(Dataset items)

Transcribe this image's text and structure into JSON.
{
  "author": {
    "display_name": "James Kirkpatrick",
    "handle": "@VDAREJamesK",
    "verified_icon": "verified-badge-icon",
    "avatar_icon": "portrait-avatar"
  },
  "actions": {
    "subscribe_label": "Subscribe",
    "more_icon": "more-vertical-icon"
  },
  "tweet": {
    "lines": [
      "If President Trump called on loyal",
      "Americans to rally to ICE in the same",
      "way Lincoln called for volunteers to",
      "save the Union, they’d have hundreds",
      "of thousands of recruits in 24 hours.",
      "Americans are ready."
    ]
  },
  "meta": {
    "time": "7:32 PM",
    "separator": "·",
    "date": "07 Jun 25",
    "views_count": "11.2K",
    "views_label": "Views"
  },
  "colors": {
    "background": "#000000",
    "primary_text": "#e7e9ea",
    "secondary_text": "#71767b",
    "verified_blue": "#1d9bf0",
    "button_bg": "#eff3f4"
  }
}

> Problem
Return all of the entries exactly as they were supplied.

> Correct output
Transcribe this image's text and structure into JSON.
{
  "author": {
    "display_name": "James Kirkpatrick",
    "handle": "@VDAREJamesK",
    "verified_icon": "verified-badge-icon",
    "avatar_icon": "portrait-avatar"
  },
  "actions": {
    "subscribe_label": "Subscribe",
    "more_icon": "more-vertical-icon"
  },
  "tweet": {
    "lines": [
      "If President Trump called on loyal",
      "Americans to rally to ICE in the same",
      "way Lincoln called for volunteers to",
      "save the Union, they’d have hundreds",
      "of thousands of recruits in 24 hours.",
      "Americans are ready."
    ]
  },
  "meta": {
    "time": "7:32 PM",
    "separator": "·",
    "date": "07 Jun 25",
    "views_count": "11.2K",
    "views_label": "Views"
  },
  "colors": {
    "background": "#000000",
    "primary_text": "#e7e9ea",
    "secondary_text": "#71767b",
    "verified_blue": "#1d9bf0",
    "button_bg": "#eff3f4"
  }
}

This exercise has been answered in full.